#### What needs to be done
Would you output the whole listing below, exactly as it reads?

#### Material for this task
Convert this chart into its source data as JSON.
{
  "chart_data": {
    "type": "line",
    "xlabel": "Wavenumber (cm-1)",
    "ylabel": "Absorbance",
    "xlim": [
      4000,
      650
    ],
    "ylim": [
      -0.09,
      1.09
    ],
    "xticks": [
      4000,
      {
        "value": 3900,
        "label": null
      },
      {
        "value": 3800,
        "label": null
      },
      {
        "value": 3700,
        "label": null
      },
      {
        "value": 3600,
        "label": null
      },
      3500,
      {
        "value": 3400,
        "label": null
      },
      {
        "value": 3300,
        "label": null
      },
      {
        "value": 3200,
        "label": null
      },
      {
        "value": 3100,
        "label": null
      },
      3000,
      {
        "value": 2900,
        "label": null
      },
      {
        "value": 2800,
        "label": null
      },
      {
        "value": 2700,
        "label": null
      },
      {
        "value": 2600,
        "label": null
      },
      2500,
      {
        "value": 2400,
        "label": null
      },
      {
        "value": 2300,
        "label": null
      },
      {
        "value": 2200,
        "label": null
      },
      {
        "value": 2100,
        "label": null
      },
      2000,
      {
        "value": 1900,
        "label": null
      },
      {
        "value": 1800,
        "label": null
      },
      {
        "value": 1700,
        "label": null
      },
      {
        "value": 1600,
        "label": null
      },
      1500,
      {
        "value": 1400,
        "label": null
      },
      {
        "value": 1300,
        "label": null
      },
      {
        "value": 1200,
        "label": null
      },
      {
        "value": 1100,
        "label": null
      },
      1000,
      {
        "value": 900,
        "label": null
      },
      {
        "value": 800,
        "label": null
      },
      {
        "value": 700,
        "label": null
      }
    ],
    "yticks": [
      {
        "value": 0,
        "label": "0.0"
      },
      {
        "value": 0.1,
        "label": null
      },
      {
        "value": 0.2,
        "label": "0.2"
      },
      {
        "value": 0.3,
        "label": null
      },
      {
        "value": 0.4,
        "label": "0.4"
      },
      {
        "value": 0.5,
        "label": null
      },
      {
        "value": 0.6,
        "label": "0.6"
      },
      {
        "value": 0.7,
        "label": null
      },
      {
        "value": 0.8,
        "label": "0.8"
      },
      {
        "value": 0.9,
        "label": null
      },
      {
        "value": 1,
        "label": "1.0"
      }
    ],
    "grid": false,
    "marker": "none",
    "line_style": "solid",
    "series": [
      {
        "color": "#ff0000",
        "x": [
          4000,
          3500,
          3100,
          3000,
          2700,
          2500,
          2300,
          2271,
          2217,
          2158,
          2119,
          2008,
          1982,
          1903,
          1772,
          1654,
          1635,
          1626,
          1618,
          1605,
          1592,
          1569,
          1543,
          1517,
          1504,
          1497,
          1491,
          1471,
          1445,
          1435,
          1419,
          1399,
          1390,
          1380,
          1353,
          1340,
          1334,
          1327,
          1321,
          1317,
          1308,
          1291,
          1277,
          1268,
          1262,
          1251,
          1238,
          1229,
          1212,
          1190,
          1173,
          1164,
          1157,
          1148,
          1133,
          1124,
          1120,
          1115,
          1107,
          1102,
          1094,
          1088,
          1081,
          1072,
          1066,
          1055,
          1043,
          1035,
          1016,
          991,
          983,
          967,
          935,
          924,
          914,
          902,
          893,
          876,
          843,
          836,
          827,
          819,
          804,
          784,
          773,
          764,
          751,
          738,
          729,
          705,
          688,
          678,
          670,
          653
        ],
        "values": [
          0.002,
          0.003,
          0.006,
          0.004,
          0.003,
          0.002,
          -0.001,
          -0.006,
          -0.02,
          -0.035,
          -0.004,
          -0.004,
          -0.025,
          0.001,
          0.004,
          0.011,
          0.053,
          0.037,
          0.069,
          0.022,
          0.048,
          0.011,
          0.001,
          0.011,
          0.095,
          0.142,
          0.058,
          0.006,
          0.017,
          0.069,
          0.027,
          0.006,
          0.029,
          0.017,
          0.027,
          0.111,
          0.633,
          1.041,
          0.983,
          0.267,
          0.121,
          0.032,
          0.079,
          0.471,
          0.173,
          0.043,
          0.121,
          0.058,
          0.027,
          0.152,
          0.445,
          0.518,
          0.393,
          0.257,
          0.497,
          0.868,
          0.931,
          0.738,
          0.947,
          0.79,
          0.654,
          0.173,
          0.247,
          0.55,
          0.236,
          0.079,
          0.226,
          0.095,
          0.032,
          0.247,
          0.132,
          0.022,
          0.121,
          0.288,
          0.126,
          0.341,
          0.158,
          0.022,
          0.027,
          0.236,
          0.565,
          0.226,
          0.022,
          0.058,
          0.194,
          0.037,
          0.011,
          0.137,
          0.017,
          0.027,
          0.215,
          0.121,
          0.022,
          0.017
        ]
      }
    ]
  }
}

#### Final answer
Convert this chart into its source data as JSON.
{
  "chart_data": {
    "type": "line",
    "xlabel": "Wavenumber (cm-1)",
    "ylabel": "Absorbance",
    "xlim": [
      4000,
      650
    ],
    "ylim": [
      -0.09,
      1.09
    ],
    "xticks": [
      4000,
      {
        "value": 3900,
        "label": null
      },
      {
        "value": 3800,
        "label": null
      },
      {
        "value": 3700,
        "label": null
      },
      {
        "value": 3600,
        "label": null
      },
      3500,
      {
        "value": 3400,
        "label": null
      },
      {
        "value": 3300,
        "label": null
      },
      {
        "value": 3200,
        "label": null
      },
      {
        "value": 3100,
        "label": null
      },
      3000,
      {
        "value": 2900,
        "label": null
      },
      {
        "value": 2800,
        "label": null
      },
      {
        "value": 2700,
        "label": null
      },
      {
        "value": 2600,
        "label": null
      },
      2500,
      {
        "value": 2400,
        "label": null
      },
      {
        "value": 2300,
        "label": null
      },
      {
        "value": 2200,
        "label": null
      },
      {
        "value": 2100,
        "label": null
      },
      2000,
      {
        "value": 1900,
        "label": null
      },
      {
        "value": 1800,
        "label": null
      },
      {
        "value": 1700,
        "label": null
      },
      {
        "value": 1600,
        "label": null
      },
      1500,
      {
        "value": 1400,
        "label": null
      },
      {
        "value": 1300,
        "label": null
      },
      {
        "value": 1200,
        "label": null
      },
      {
        "value": 1100,
        "label": null
      },
      1000,
      {
        "value": 900,
        "label": null
      },
      {
        "value": 800,
        "label": null
      },
      {
        "value": 700,
        "label": null
      }
    ],
    "yticks": [
      {
        "value": 0,
        "label": "0.0"
      },
      {
        "value": 0.1,
        "label": null
      },
      {
        "value": 0.2,
        "label": "0.2"
      },
      {
        "value": 0.3,
        "label": null
      },
      {
        "value": 0.4,
        "label": "0.4"
      },
      {
        "value": 0.5,
        "label": null
      },
      {
        "value": 0.6,
        "label": "0.6"
      },
      {
        "value": 0.7,
        "label": null
      },
      {
        "value": 0.8,
        "label": "0.8"
      },
      {
        "value": 0.9,
        "label": null
      },
      {
        "value": 1,
        "label": "1.0"
      }
    ],
    "grid": false,
    "marker": "none",
    "line_style": "solid",
    "series": [
      {
        "color": "#ff0000",
        "x": [
          4000,
          3500,
          3100,
          3000,
          2700,
          2500,
          2300,
          2271,
          2217,
          2158,
          2119,
          2008,
          1982,
          1903,
          1772,
          1654,
          1635,
          1626,
          1618,
          1605,
          1592,
          1569,
          1543,
          1517,
          1504,
          1497,
          1491,
          1471,
          1445,
          1435,
          1419,
          1399,
          1390,
          1380,
          1353,
          1340,
          1334,
          1327,
          1321,
          1317,
          1308,
          1291,
          1277,
          1268,
          1262,
          1251,
          1238,
          1229,
          1212,
          1190,
          1173,
          1164,
          1157,
          1148,
          1133,
          1124,
          1120,
          1115,
          1107,
          1102,
          1094,
          1088,
          1081,
          1072,
          1066,
          1055,
          1043,
          1035,
          1016,
          991,
          983,
          967,
          935,
          924,
          914,
          902,
          893,
          876,
          843,
          836,
          827,
          819,
          804,
          784,
          773,
          764,
          751,
          738,
          729,
          705,
          688,
          678,
          670,
          653
        ],
        "values": [
          0.002,
          0.003,
          0.006,
          0.004,
          0.003,
          0.002,
          -0.001,
          -0.006,
          -0.02,
          -0.035,
          -0.004,
          -0.004,
          -0.025,
          0.001,
          0.004,
          0.011,
          0.053,
          0.037,
          0.069,
          0.022,
          0.048,
          0.011,
          0.001,
          0.011,
          0.095,
          0.142,
          0.058,
          0.006,
          0.017,
          0.069,
          0.027,
          0.006,
          0.029,
          0.017,
          0.027,
          0.111,
          0.633,
          1.041,
          0.983,
          0.267,
          0.121,
          0.032,
          0.079,
          0.471,
          0.173,
          0.043,
          0.121,
          0.058,
          0.027,
          0.152,
          0.445,
          0.518,
          0.393,
          0.257,
          0.497,
          0.868,
          0.931,
          0.738,
          0.947,
          0.79,
          0.654,
          0.173,
          0.247,
          0.55,
          0.236,
          0.079,
          0.226,
          0.095,
          0.032,
          0.247,
          0.132,
          0.022,
          0.121,
          0.288,
          0.126,
          0.341,
          0.158,
          0.022,
          0.027,
          0.236,
          0.565,
          0.226,
          0.022,
          0.058,
          0.194,
          0.037,
          0.011,
          0.137,
          0.017,
          0.027,
          0.215,
          0.121,
          0.022,
          0.017
        ]
      }
    ]
  }
}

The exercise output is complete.